▸ **TASK PROMPT**
Can you extract, word for word, the passage of the forum thread on the laser lightning gun between "That is where" and "this thread ;)", inclusive?
## START EXTRACT TO READ
Can you tell me how to modify my laser so it can be a "lightening gun" like this:

http://www.bbc.co.uk/news/technology-18630622

If anyone can figure out how to do it, I'm sure you can!!!

Anthony Scira
01-08-2013, 4:23 PM
I think that is one of those improperly grounded Chinese models.

Martin Boekers
01-08-2013, 4:33 PM
Steve we'll have to check your security clearance on this....... :)

Jiten Patel
01-08-2013, 4:34 PM
ahaha love this - Steve, think you will need an upgrade on the 45w though....MORE POWERRRRRR!

Walt Langhans
01-08-2013, 4:36 PM
From what I understand this is what happens when you hook up the flux capacitor and reverse the polarity!

Michael Hunter
01-08-2013, 5:47 PM
That lightning gun is just showy.

Also on the BBC news website is a German-made laser capable of cutting 15mm steel girders a kilometre away (and knocking drone planes out of the sky).

Kind of puts the NOT cutting metal with a Chinese 120W machine into perspective - just add another 49,880 Watts and it should cut just about anything.

Phil Thien
01-08-2013, 7:03 PM
The particle beam is where it is at.

I remember when I was a kid (35 years ago) watching, at a friend's house, a show on futuristic military weaponry on PBS. One of the devices was a particle beam. They had a company that was making them small enough to put on Satellites.

They could blow a perfect, quarter-sized hole through a plate of steel an inch thick in 1/1000 (or less) of a second.

I told someone that about the show about ten years 15 years ago. They doubted me. We "googled" it (did we use google, cannot remember). A company had listed all their achievements for putting particle beams on satellites.

That is where we were 35 years ago.

Can you imagine the stuff they have today, that they don't even tell is about?

Dan Hintz
01-09-2013, 6:34 AM
Some good chuckle-inducing comments in this thread ;)

Just like the researchers at UofF use ultra-think drag lines behind model rockets to induce a lightning strike for their research, this is essentially the same thing. Instead of the wire providing the initial path, the laser creates a path of plasma. Very cool idea, and something I had not seen before. Thanks for posting, Steve :)

Now if you'll excuse me, I need to go charge up my 500MFarad capacitor bank to get my laser warmed up.
## END EXTRACT TO READ
## START SUPPLIED DATA
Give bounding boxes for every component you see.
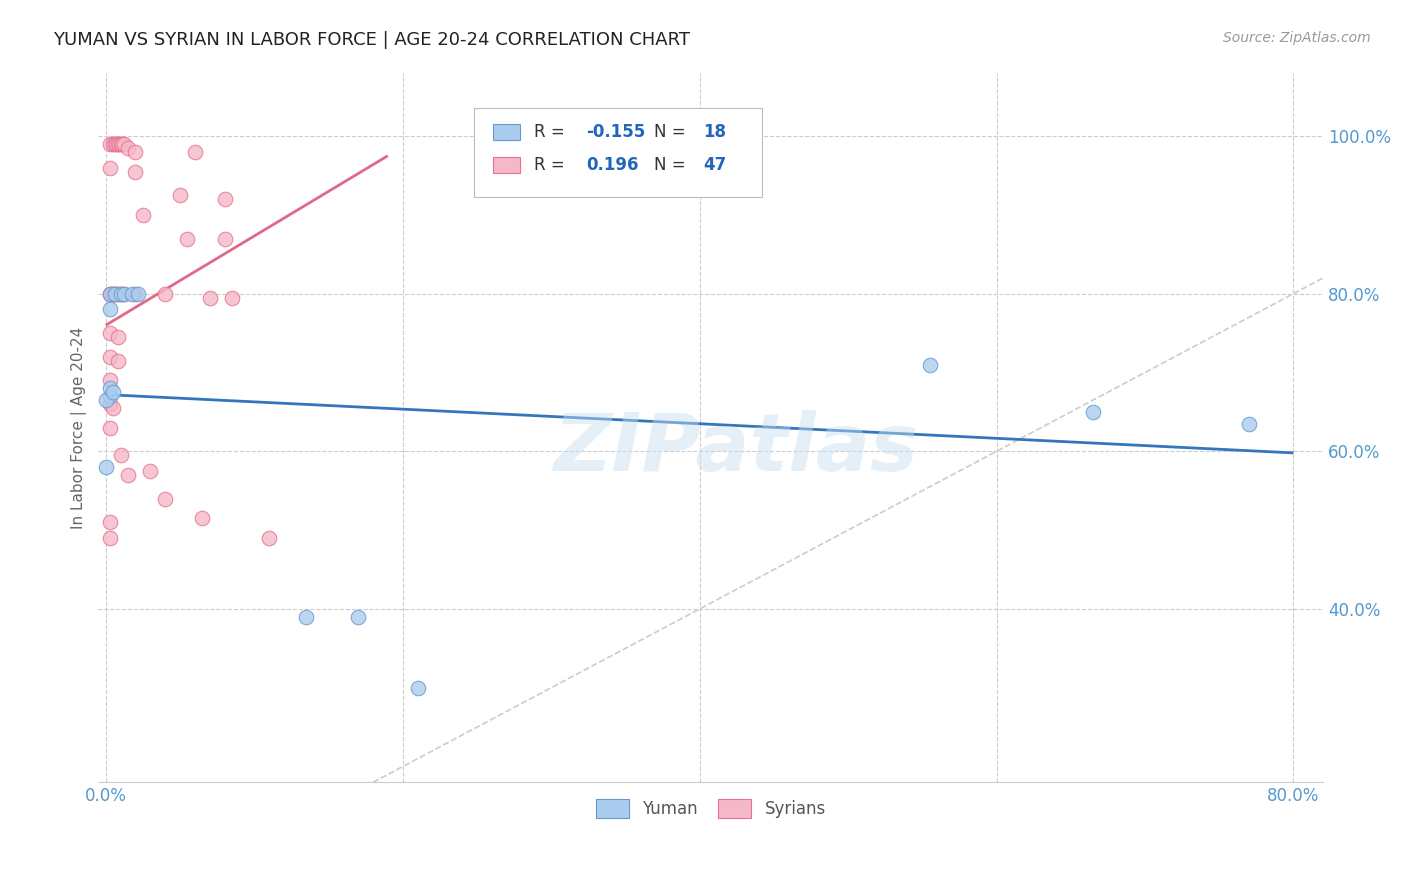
## END SUPPLIED DATA
▸ **FULL SOLUTION**
That is where we were 35 years ago.

Can you imagine the stuff they have today, that they don't even tell is about?

Dan Hintz
01-09-2013, 6:34 AM
Some good chuckle-inducing comments in this thread ;)